## THE TASK
Write the data out again in full, with no departure from the original.

## Saved entries
================

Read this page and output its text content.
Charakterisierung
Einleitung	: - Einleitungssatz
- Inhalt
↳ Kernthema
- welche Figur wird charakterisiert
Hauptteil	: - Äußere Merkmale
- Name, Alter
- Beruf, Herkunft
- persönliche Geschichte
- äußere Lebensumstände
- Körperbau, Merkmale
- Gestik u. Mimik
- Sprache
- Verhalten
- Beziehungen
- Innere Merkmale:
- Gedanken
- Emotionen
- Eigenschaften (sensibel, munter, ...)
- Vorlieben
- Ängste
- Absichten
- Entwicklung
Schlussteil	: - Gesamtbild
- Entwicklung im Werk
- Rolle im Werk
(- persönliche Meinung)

================

## RESPONSE FOR THIS EXERCISE
Read this page and output its text content.
Charakterisierung
Einleitung	: - Einleitungssatz
- Inhalt
↳ Kernthema
- welche Figur wird charakterisiert
Hauptteil	: - Äußere Merkmale
- Name, Alter
- Beruf, Herkunft
- persönliche Geschichte
- äußere Lebensumstände
- Körperbau, Merkmale
- Gestik u. Mimik
- Sprache
- Verhalten
- Beziehungen
- Innere Merkmale:
- Gedanken
- Emotionen
- Eigenschaften (sensibel, munter, ...)
- Vorlieben
- Ängste
- Absichten
- Entwicklung
Schlussteil	: - Gesamtbild
- Entwicklung im Werk
- Rolle im Werk
(- persönliche Meinung)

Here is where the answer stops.